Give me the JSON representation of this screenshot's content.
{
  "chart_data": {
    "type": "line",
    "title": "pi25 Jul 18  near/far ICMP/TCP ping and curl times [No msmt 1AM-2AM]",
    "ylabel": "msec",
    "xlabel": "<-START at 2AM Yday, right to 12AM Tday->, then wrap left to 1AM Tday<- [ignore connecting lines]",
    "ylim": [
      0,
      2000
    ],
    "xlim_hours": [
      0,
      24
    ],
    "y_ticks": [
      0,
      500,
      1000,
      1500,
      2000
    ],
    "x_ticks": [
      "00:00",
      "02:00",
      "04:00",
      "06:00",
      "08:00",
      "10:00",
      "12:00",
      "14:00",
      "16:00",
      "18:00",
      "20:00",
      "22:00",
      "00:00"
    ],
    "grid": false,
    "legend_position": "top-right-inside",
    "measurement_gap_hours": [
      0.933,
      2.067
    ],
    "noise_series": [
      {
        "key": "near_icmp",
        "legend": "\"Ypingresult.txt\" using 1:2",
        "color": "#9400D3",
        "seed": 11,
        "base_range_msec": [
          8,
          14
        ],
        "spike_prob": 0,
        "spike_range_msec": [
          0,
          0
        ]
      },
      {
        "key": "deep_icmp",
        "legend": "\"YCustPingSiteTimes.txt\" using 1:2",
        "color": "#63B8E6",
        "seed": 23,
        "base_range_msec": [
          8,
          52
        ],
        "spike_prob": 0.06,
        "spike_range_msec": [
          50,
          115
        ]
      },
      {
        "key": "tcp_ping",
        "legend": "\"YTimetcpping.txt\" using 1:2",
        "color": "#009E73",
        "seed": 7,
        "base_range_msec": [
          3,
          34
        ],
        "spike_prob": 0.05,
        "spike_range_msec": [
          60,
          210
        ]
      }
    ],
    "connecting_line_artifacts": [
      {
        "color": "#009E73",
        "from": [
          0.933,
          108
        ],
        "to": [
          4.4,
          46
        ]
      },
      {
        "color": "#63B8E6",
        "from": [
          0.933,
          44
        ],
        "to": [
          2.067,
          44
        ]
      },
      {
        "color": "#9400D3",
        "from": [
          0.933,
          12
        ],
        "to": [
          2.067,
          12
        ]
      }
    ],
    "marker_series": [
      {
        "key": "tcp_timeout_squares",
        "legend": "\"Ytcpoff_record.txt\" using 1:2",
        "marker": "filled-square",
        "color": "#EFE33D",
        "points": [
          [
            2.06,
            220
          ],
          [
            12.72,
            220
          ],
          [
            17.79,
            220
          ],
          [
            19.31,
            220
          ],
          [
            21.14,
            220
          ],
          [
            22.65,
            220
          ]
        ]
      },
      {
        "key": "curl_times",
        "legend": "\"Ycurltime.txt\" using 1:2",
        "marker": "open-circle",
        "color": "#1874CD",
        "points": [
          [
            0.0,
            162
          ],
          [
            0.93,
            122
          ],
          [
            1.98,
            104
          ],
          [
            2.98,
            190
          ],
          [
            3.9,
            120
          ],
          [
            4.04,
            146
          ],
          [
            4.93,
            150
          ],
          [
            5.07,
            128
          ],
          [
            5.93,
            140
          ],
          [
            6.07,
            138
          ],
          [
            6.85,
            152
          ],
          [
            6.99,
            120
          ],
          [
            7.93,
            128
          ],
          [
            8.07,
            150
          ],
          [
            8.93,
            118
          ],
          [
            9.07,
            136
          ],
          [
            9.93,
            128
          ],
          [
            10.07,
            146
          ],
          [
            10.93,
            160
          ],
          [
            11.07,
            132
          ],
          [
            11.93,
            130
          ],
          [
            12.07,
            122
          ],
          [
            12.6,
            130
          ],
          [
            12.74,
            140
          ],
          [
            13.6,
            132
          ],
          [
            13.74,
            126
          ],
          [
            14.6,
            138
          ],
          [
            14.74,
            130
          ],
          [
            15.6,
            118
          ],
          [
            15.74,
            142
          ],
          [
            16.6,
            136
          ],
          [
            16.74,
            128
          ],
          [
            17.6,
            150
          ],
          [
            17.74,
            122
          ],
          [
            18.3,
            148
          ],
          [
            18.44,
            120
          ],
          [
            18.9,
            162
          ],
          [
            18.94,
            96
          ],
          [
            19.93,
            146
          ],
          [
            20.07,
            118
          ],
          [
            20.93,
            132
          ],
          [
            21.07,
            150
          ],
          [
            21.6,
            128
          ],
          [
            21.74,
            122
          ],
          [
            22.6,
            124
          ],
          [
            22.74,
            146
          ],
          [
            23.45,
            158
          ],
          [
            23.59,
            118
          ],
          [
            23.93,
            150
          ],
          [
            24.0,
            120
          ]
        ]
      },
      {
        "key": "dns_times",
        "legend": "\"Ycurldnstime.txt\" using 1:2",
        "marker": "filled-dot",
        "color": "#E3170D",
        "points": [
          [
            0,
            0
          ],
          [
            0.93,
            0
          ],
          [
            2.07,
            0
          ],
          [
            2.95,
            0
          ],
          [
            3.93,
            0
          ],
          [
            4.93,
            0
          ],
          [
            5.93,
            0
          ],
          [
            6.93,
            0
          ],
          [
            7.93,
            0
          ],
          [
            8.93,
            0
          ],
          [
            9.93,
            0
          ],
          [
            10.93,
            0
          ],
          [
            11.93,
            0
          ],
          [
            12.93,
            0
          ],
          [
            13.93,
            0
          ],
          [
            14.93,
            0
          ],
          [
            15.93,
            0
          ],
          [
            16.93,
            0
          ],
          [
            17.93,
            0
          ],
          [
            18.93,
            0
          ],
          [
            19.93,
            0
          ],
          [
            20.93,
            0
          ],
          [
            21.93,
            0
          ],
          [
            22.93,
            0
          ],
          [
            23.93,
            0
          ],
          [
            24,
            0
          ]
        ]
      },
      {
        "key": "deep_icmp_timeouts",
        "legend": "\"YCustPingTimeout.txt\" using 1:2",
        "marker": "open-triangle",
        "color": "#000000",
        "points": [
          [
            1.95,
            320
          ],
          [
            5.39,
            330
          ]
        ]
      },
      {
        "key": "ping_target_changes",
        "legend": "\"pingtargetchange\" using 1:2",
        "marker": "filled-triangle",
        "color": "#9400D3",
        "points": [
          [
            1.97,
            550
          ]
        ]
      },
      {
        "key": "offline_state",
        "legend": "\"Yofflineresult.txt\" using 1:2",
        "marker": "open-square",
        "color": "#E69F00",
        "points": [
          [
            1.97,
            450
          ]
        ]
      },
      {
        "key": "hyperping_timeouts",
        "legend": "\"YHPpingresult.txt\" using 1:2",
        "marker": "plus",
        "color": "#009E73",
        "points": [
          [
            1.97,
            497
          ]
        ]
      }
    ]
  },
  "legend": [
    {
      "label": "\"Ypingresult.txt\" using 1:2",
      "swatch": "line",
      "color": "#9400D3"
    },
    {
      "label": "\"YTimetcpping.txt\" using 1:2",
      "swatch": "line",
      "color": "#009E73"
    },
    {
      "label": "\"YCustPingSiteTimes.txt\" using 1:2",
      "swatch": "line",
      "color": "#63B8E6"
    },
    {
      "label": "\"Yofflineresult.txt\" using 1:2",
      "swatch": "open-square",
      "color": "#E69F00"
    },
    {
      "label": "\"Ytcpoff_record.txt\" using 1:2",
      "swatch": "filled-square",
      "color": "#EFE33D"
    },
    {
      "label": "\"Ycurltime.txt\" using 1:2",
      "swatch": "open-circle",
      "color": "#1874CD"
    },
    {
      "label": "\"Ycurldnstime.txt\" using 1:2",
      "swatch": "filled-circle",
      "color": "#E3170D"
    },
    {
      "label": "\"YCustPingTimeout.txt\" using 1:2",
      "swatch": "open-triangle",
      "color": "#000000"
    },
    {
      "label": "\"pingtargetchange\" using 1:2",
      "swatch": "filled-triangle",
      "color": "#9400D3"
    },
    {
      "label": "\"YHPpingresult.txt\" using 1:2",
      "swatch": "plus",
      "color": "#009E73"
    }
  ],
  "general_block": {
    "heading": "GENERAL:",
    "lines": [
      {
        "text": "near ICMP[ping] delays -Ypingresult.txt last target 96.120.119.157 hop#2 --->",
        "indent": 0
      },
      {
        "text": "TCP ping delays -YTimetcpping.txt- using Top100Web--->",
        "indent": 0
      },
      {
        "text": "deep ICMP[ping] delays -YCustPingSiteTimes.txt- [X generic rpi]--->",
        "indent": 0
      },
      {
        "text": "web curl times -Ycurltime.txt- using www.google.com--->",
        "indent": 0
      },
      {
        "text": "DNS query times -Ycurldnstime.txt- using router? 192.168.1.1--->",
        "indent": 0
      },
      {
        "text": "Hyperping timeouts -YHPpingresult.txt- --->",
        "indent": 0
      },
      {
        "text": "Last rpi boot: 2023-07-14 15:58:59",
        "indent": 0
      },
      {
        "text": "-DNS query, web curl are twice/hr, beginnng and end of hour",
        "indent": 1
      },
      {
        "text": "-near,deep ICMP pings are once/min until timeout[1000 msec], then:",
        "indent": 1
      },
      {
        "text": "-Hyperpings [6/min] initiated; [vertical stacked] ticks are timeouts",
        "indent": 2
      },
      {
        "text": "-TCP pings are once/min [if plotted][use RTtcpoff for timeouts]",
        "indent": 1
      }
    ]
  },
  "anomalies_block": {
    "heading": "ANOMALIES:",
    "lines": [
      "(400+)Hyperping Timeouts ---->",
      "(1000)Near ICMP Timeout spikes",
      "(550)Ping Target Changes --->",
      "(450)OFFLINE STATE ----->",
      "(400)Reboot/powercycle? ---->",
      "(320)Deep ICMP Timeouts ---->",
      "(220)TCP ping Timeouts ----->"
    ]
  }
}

++++++++++

### PROBLEM DETAILS
Pick out and copy every line that contains the word "YHPpingresult".

### ANSWER BELOW
        "legend": "\"YHPpingresult.txt\" using 1:2",
      "label": "\"YHPpingresult.txt\" using 1:2",
        "text": "Hyperping timeouts -YHPpingresult.txt- --->",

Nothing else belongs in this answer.